## What you should do
Reproduce the listing word for word, leaving every picture behind.

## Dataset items
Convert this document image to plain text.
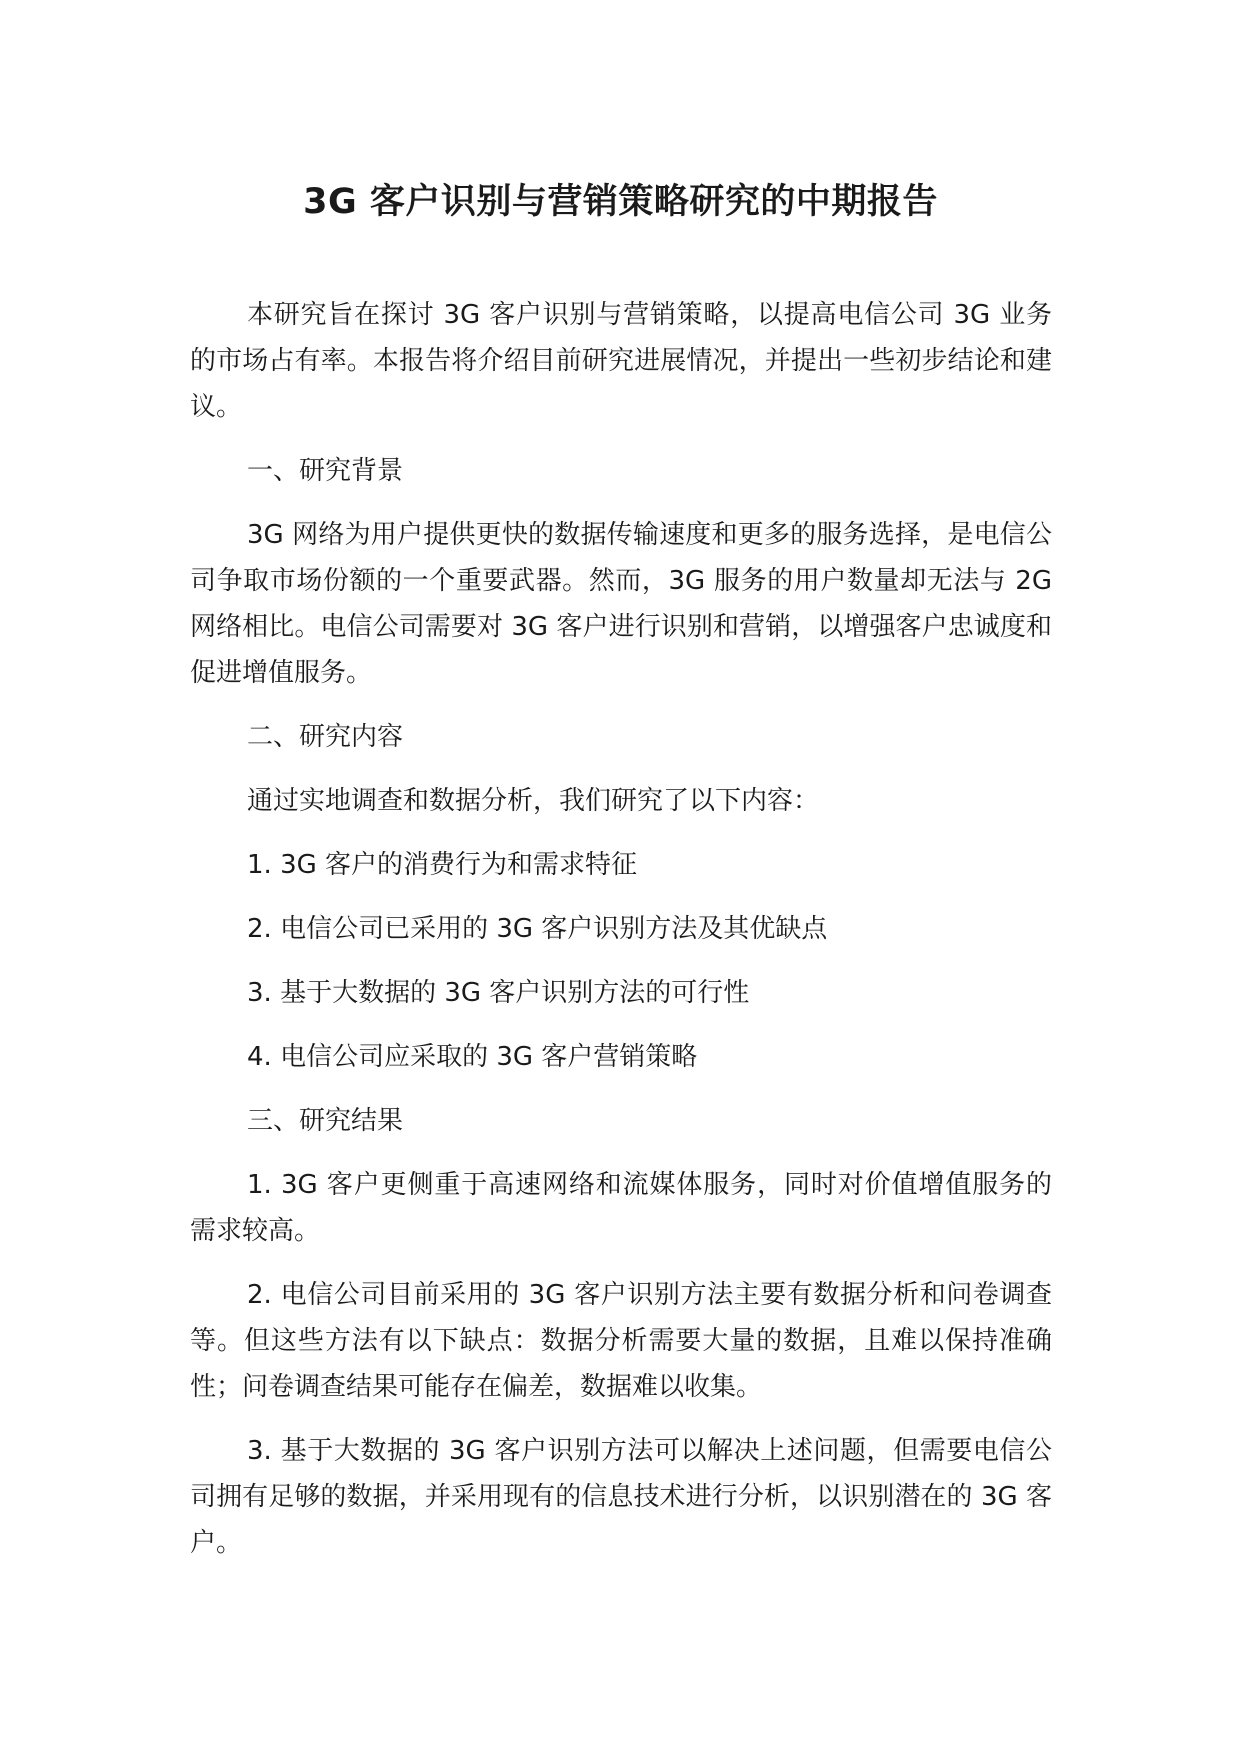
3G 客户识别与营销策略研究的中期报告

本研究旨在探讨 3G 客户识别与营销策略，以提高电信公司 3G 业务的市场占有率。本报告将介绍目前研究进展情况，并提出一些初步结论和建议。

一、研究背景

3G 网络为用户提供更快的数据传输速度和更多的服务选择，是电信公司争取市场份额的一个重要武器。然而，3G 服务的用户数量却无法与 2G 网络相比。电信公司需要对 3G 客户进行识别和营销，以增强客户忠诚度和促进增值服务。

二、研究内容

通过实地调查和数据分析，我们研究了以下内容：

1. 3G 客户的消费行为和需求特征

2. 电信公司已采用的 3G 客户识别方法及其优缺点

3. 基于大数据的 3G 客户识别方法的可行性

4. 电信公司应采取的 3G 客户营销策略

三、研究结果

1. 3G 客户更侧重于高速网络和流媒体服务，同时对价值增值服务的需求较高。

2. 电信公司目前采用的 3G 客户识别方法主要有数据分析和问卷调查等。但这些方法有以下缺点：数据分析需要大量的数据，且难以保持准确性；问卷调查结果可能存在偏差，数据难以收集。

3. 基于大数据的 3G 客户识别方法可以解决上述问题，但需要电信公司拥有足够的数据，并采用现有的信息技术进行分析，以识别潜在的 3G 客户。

## Solution below
Convert this document image to plain text.
3G 客户识别与营销策略研究的中期报告

本研究旨在探讨 3G 客户识别与营销策略，以提高电信公司 3G 业务的市场占有率。本报告将介绍目前研究进展情况，并提出一些初步结论和建议。

一、研究背景

3G 网络为用户提供更快的数据传输速度和更多的服务选择，是电信公司争取市场份额的一个重要武器。然而，3G 服务的用户数量却无法与 2G 网络相比。电信公司需要对 3G 客户进行识别和营销，以增强客户忠诚度和促进增值服务。

二、研究内容

通过实地调查和数据分析，我们研究了以下内容：

1. 3G 客户的消费行为和需求特征

2. 电信公司已采用的 3G 客户识别方法及其优缺点

3. 基于大数据的 3G 客户识别方法的可行性

4. 电信公司应采取的 3G 客户营销策略

三、研究结果

1. 3G 客户更侧重于高速网络和流媒体服务，同时对价值增值服务的需求较高。

2. 电信公司目前采用的 3G 客户识别方法主要有数据分析和问卷调查等。但这些方法有以下缺点：数据分析需要大量的数据，且难以保持准确性；问卷调查结果可能存在偏差，数据难以收集。

3. 基于大数据的 3G 客户识别方法可以解决上述问题，但需要电信公司拥有足够的数据，并采用现有的信息技术进行分析，以识别潜在的 3G 客户。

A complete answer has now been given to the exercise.